Look through the data below. Pick out the lines holding the string "What".
— START Data for this exercise —
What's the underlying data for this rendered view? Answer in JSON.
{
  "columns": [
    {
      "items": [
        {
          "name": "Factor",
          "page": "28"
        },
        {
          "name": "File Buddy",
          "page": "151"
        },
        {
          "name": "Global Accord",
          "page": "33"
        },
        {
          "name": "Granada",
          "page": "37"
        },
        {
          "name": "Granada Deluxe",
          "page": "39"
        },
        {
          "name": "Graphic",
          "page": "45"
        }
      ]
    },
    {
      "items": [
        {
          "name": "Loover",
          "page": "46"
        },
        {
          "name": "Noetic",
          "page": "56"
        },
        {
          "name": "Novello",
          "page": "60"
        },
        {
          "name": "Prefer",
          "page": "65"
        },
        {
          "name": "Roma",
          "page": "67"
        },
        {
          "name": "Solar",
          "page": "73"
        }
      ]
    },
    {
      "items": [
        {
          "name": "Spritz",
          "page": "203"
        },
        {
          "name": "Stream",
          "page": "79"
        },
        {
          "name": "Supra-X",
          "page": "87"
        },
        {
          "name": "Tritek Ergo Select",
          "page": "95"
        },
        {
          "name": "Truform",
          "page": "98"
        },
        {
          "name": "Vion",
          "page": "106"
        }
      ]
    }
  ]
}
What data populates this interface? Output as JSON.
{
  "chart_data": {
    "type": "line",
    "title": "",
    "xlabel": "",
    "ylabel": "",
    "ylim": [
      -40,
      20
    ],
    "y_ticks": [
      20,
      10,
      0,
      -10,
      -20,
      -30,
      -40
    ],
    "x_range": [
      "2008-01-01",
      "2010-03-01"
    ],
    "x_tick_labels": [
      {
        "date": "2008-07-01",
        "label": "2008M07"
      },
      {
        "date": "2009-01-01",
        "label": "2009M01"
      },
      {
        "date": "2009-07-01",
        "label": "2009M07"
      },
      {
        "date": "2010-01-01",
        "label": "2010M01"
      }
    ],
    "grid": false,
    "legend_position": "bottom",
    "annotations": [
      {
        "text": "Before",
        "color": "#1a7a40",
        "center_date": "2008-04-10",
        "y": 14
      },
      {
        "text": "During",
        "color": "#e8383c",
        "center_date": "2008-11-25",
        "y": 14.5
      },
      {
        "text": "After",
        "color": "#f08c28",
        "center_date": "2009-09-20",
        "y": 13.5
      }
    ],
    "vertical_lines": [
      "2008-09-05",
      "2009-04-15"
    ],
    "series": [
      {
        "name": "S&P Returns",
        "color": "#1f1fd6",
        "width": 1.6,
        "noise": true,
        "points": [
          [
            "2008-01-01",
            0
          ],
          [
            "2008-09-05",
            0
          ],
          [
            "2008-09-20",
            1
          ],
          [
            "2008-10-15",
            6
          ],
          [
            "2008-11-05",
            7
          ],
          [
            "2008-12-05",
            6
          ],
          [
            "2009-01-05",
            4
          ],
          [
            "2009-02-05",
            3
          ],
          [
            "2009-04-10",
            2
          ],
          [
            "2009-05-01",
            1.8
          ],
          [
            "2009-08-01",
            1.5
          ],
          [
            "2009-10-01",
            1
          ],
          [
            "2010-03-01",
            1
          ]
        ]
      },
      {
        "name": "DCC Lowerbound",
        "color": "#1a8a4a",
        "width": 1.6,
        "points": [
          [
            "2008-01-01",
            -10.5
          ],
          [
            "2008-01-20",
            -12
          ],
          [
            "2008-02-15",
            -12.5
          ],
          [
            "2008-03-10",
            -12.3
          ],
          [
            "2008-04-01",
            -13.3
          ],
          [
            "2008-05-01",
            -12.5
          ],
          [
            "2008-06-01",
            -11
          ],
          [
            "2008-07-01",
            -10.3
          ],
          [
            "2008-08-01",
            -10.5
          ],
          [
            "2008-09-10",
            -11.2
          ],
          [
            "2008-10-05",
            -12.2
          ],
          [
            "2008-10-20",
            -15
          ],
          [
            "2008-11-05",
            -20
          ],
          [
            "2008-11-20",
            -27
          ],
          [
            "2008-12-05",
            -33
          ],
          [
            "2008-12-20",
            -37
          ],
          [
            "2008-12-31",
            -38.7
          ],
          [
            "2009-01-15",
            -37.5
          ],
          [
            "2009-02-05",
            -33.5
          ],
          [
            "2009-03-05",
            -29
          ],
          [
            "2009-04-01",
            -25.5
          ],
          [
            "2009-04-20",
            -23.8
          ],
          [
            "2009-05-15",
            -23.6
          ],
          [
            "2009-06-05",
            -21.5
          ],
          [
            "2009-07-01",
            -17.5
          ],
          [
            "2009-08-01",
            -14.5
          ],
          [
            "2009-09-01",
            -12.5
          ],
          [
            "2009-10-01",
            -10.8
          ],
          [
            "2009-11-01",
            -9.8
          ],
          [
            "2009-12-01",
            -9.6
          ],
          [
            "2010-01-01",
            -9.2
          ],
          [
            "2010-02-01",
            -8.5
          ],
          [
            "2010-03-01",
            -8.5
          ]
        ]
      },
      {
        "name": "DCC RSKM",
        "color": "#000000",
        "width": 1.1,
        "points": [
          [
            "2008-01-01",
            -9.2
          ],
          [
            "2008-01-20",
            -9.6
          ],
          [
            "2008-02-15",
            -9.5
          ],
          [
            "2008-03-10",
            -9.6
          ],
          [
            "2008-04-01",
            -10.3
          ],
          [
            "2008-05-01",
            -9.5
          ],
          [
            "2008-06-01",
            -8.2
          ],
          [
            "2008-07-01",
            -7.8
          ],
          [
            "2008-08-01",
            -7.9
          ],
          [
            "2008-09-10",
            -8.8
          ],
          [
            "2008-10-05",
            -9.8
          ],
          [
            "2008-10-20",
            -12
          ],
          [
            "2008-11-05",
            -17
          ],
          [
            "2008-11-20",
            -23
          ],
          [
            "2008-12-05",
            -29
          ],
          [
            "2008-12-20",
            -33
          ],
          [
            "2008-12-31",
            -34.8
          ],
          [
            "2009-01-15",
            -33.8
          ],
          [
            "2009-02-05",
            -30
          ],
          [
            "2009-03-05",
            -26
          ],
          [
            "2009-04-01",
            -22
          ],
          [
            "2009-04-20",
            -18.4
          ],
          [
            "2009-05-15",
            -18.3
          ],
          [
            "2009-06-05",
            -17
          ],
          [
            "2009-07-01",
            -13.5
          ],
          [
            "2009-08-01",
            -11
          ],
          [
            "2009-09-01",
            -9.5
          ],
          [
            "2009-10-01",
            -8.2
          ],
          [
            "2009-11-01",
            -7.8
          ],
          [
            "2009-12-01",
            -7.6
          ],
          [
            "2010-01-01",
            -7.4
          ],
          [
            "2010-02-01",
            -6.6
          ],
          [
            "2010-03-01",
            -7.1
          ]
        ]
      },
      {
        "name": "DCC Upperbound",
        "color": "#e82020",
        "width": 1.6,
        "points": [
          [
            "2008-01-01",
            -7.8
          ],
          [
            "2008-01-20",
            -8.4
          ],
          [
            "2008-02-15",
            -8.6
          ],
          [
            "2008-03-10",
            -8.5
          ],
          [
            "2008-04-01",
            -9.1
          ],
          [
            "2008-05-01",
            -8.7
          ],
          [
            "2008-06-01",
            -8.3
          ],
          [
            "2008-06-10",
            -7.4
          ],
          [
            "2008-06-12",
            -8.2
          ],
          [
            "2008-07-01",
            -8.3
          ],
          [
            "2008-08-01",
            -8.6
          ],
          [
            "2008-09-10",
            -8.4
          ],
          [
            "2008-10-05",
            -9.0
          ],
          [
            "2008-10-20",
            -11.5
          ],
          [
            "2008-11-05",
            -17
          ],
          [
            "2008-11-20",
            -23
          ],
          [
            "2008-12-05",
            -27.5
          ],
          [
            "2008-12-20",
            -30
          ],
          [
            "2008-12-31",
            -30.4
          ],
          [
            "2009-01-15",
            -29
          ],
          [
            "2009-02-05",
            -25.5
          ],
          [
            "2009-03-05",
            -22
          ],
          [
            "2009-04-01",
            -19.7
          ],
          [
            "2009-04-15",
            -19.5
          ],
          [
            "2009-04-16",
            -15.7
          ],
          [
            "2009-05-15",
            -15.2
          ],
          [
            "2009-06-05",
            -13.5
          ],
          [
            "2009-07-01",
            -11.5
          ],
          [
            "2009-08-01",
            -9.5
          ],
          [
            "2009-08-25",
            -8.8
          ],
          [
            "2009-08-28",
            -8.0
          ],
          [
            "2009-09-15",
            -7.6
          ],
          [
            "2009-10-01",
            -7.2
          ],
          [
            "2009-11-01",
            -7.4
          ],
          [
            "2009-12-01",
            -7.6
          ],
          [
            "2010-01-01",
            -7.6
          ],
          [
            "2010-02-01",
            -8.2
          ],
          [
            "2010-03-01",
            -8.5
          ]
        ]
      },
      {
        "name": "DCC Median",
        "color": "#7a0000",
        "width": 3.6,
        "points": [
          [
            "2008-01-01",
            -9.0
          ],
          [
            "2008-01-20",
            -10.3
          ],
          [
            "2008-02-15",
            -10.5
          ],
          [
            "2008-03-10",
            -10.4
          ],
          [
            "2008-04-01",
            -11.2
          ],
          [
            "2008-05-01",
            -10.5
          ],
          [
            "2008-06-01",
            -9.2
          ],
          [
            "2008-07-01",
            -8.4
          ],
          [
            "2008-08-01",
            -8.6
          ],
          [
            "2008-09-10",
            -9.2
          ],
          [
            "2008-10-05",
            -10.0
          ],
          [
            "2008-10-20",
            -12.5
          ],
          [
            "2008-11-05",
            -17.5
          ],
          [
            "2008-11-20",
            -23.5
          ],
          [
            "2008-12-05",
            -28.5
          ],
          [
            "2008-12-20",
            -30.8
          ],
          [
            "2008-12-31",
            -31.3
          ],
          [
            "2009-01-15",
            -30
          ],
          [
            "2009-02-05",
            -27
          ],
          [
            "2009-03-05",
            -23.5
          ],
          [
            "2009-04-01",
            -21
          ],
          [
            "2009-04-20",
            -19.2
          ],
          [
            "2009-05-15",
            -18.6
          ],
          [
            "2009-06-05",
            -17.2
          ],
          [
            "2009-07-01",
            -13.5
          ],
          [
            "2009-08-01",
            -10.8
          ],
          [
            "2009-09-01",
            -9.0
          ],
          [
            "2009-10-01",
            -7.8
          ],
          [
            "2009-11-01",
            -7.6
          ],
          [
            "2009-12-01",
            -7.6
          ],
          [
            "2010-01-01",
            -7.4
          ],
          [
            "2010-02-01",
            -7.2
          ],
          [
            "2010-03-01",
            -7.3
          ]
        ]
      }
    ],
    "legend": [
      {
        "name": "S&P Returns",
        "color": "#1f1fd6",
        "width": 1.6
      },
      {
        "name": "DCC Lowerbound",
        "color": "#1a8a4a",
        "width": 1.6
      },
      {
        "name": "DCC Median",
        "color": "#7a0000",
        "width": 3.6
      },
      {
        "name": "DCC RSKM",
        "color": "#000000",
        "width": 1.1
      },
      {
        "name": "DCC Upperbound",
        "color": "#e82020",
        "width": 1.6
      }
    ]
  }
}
— END Data for this exercise —
**Exercise result**
What's the underlying data for this rendered view? Answer in JSON.
What data populates this interface? Output as JSON.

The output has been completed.